__Activities__
a) In the text on photography and seeing, who is quoted as saying that photography is a contest between a photographer and the presumptions of approximate and habitual seeing?
b) Carry on the text on photography and seeing, starting right after its last sentence.

__Extracted text__
□ □ □ □ □ □ □
Rain / FOR LEASE ~ Au Sable Forks, NY - in the Adirondack Park • click to embiggenNone other than John Szarkowski stated:

Photography is a contest between a photographer and the presumptions of approximate and habitual seeing. The contest can be held anywhere ...

The phrase, "the presumptions of approximate and habitual seeing" is, IMO, an exquisite descriptor of the manner in which most of the people on the planet drift through daily life, seeing wise. I am also of the opinion that the phrase could be modified to read, "living is a contest between a person and the presumptions of approximate and habitual thinking ...", in order to describe the "lazy" manner in which most people think (in this case, I use the word "think" in its most loose meaning), but that's a different story.

Fortunately for accomplished picture makers - that is to say, for those picture makers who have broken through the bonds of the presumptions of approximate and habitual seeing - most on the planet are "seeing" impaired, thereby creating a rather large pool of potential viewers of fine pictures. Pictures which illustrate those things which the "seeing" impaired look at but never notice.
□ □ □ □ □ □ □
Saved data entries:
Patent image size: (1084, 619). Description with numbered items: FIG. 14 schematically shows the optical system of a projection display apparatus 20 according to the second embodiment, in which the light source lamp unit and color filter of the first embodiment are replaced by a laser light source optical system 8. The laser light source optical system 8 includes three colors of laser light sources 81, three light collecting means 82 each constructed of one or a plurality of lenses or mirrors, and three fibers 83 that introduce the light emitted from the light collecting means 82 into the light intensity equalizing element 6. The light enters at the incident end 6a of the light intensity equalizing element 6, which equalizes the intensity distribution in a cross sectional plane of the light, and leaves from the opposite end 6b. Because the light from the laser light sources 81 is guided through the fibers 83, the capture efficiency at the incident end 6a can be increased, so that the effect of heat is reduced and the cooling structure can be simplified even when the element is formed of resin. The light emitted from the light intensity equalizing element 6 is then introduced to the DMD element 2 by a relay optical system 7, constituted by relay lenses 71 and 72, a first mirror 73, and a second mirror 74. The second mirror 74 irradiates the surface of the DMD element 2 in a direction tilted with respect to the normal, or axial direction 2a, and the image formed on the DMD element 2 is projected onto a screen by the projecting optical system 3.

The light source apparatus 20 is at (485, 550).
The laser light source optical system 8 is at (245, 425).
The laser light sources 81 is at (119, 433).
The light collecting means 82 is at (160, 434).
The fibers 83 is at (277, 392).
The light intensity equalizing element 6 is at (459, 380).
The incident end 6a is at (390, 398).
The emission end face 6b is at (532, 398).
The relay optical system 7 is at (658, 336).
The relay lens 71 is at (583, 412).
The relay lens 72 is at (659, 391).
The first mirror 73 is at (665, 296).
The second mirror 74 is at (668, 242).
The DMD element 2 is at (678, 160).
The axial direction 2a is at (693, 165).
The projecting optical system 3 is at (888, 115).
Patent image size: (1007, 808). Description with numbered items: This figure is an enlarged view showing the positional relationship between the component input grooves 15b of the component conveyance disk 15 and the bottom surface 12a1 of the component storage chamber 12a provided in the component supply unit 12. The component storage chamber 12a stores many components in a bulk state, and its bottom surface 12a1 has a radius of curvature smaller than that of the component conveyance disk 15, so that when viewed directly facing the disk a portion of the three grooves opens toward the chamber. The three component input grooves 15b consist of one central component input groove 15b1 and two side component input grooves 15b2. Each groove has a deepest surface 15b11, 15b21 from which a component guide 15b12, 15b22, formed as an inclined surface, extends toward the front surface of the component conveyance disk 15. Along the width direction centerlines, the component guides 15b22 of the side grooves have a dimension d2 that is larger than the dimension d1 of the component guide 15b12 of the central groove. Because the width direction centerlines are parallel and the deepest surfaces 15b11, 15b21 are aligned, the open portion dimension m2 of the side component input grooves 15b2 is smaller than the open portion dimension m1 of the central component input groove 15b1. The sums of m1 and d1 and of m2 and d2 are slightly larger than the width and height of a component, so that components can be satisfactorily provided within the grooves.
□ □ □ □ □ □ □
__Written responses__
a) John Szarkowski

b)
Unfortunately, that same potential viewer pool is peopled with a large number of those who are also swimming in the shallow end of the gene pool. Their desire/ability to make it to the deep end, or, in this case, to break out of "the presumptions of approximate and habitual seeing" box (in life and/or in pictures), is close to nil. Unless something in their daily drift screams out at them, visually speaking, it is a visual non-starter. The same is true of their picture viewing habits - if a picture doesn't hit them in eye like a big pizza pie, that's a-morte.

All of that said, what can a picture maker do to break the bonds of the presumptions of approximate and habitual seeing?

Well, as an example, how about the words of Eliot Porter when he stated:

You learn to see by practice. ... The more you look around at things, the more you see. The more you photograph, the more you realize what can be photographed and what can't be photographed. You just have to keep doing it.

Or, those of Stephen Shore:

I discovered that this camera was the technical means in photography of communicating what the world looks like in a state of heightened awareness. And it’s that awareness of really looking at the everyday world with clear and focused attention that I’m interested in.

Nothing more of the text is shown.